((

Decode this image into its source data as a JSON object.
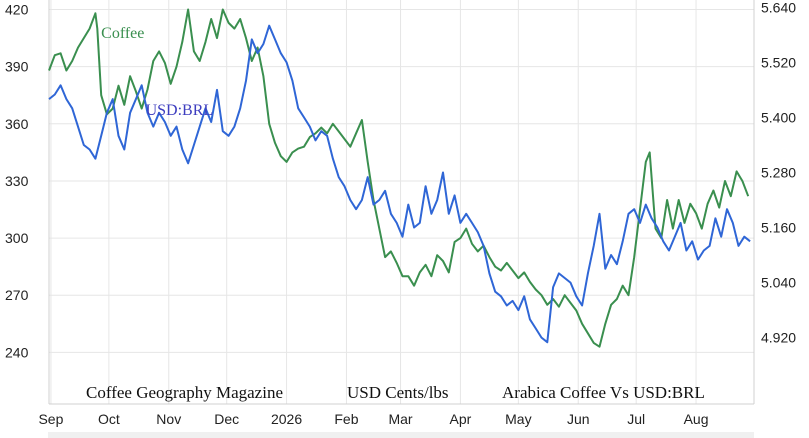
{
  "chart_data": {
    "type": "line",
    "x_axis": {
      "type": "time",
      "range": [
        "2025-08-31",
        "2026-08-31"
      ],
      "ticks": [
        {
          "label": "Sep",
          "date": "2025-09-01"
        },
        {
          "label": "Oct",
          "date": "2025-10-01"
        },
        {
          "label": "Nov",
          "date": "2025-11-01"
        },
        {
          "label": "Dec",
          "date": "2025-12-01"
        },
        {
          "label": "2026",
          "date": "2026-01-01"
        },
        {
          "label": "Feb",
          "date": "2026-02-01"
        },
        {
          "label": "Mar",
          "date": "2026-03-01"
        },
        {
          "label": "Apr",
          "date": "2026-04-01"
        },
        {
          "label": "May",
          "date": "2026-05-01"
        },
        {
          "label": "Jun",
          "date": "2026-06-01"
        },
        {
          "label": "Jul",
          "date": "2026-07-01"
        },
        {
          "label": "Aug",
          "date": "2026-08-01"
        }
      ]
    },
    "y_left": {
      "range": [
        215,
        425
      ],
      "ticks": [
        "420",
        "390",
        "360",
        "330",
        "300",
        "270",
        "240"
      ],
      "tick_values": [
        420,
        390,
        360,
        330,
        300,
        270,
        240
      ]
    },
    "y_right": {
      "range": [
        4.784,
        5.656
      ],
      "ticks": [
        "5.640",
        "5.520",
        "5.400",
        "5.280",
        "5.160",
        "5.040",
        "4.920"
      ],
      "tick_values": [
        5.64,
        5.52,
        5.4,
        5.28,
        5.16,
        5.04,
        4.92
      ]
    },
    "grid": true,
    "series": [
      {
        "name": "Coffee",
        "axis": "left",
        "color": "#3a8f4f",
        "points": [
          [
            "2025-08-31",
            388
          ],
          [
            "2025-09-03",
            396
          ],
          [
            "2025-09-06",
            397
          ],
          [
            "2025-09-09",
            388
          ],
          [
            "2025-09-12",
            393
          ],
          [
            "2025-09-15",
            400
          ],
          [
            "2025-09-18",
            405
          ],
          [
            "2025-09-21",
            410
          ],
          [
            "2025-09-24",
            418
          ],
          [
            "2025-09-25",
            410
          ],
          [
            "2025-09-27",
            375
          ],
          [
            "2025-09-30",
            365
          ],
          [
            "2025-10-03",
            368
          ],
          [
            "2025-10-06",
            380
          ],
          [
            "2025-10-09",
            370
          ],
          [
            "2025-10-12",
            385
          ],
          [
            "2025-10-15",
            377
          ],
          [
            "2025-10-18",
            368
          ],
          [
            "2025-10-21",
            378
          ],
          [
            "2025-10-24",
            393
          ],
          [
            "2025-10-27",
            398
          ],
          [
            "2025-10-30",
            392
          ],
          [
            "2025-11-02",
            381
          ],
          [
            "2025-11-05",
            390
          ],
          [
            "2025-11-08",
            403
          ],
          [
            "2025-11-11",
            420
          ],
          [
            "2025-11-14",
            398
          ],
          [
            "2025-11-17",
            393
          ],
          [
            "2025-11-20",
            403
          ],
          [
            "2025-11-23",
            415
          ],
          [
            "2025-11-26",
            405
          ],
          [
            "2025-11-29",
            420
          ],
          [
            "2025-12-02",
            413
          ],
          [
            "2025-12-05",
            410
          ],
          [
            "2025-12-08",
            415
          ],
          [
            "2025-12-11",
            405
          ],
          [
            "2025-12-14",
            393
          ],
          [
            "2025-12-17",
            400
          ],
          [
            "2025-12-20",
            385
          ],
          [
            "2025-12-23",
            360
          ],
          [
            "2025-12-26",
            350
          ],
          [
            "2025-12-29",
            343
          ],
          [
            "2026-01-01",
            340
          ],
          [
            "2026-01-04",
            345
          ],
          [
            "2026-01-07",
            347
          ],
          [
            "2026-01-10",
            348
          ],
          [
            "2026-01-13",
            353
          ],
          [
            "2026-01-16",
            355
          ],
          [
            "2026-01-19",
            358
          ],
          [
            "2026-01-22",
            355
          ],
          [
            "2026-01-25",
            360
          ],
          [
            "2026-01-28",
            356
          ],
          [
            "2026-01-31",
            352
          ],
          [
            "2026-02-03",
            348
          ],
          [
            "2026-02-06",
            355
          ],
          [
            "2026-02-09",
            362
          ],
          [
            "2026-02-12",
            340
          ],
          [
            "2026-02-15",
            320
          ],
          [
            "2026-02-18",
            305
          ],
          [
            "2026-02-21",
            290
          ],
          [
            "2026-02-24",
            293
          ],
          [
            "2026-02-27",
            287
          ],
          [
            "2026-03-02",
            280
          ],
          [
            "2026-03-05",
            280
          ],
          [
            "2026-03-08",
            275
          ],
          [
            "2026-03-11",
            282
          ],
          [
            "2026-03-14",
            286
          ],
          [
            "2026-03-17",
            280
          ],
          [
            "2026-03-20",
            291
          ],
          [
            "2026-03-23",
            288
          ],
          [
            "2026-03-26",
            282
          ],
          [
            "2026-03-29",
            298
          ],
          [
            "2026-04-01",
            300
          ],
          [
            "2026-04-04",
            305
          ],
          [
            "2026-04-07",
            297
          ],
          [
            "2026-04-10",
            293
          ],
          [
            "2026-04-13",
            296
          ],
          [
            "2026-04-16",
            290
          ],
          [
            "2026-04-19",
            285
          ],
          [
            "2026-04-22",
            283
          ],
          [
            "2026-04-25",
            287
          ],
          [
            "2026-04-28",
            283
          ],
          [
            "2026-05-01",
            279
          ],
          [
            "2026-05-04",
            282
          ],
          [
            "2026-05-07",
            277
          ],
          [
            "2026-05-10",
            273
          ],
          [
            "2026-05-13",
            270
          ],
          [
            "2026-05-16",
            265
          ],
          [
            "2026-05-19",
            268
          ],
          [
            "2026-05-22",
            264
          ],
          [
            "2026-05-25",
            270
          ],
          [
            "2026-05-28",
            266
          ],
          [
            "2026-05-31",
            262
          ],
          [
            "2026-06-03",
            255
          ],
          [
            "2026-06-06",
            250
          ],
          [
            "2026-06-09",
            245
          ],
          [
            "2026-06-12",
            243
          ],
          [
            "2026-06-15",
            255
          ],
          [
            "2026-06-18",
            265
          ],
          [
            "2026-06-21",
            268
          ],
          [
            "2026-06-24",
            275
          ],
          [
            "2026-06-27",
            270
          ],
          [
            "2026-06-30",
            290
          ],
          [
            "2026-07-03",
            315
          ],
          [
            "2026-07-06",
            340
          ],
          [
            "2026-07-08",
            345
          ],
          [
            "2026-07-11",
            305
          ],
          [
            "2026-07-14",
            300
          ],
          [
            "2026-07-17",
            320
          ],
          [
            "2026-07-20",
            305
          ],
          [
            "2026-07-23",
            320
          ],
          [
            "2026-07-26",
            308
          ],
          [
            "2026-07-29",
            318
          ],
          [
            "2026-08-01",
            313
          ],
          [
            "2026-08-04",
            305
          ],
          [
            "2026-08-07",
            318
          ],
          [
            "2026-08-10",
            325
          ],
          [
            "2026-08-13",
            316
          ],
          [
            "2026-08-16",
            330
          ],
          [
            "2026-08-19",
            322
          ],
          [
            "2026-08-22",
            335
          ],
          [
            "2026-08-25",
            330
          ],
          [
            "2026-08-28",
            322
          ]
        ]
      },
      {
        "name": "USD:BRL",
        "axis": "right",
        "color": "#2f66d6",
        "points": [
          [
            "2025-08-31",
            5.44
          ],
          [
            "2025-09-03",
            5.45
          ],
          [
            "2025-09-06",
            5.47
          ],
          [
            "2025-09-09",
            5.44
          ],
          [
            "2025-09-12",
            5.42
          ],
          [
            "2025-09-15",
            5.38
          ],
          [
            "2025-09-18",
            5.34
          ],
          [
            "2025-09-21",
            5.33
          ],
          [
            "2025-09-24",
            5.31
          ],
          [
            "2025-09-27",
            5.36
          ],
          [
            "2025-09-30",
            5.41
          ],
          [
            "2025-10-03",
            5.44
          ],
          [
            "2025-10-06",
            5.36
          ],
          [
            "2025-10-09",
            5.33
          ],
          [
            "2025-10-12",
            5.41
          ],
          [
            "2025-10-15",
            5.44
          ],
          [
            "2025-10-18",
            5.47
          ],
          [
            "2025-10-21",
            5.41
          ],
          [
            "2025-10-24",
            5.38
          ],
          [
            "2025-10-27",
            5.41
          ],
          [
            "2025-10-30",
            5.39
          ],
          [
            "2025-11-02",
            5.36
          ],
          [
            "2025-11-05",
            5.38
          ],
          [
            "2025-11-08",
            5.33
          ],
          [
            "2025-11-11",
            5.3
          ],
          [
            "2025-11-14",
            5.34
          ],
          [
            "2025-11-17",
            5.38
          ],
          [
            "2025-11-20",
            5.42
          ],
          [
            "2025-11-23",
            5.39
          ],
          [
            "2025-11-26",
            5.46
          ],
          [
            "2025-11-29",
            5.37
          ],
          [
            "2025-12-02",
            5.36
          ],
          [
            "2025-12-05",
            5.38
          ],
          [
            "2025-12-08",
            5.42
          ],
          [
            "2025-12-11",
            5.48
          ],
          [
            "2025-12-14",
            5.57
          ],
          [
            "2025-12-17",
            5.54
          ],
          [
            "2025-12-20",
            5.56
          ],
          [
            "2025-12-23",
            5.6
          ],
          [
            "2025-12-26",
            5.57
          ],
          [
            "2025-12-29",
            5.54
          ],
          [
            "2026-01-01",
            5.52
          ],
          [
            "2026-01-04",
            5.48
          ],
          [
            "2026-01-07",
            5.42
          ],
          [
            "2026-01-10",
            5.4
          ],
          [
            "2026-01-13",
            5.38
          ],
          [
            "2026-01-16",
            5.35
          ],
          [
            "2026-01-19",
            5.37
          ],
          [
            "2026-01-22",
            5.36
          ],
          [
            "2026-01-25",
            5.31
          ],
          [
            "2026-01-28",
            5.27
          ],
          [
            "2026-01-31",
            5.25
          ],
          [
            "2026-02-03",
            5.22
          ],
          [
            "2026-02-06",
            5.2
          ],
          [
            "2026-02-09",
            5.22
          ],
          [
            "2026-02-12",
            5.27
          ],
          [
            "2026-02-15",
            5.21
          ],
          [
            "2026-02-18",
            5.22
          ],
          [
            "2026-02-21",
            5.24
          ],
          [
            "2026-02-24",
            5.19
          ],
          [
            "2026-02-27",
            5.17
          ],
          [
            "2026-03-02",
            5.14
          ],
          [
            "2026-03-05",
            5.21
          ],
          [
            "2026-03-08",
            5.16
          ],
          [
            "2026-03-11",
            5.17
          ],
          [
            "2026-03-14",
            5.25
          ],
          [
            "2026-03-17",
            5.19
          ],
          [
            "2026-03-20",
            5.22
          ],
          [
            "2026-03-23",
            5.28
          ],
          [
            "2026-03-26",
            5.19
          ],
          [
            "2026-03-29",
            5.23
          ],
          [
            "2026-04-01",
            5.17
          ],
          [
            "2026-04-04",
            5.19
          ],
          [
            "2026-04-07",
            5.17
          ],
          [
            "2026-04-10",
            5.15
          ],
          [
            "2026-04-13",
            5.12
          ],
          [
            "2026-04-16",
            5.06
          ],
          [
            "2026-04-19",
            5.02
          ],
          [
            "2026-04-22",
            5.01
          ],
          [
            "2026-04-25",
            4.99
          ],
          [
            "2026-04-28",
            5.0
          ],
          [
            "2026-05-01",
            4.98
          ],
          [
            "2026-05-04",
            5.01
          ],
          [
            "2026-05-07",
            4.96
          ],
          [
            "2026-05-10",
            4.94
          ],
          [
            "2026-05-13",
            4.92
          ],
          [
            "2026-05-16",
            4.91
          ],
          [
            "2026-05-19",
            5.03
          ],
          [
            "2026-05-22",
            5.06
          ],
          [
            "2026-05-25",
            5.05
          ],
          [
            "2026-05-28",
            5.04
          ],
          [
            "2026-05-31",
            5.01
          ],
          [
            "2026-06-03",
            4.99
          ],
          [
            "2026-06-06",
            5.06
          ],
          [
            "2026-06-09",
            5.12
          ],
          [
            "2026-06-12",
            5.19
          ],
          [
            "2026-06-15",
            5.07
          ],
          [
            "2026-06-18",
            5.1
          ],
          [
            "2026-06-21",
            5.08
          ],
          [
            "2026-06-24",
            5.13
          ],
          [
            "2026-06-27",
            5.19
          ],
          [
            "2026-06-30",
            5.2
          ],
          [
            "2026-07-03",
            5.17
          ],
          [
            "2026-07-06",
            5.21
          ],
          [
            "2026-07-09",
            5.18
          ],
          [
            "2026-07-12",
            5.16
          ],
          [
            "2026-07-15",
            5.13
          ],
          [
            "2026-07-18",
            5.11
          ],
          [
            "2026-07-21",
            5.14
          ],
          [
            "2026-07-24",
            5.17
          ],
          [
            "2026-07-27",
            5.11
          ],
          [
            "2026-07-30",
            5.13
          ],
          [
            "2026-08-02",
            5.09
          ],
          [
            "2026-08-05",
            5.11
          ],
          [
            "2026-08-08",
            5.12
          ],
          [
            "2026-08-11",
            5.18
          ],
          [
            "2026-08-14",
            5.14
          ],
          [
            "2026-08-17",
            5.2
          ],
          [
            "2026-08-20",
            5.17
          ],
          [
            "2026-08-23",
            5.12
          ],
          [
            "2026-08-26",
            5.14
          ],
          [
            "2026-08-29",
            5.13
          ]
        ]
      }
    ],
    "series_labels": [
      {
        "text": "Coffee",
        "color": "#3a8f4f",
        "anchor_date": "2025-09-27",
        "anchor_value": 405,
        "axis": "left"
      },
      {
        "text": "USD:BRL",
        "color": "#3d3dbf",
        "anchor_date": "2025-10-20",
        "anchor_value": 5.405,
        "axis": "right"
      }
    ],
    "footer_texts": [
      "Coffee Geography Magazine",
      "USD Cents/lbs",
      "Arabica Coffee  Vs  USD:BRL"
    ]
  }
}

))

_What to work on_
Lines containing the string "Coffee" are to be selected and copied.

_Exercise output_
        "name": "Coffee",
        "text": "Coffee",
      "Coffee Geography Magazine",
      "Arabica Coffee  Vs  USD:BRL"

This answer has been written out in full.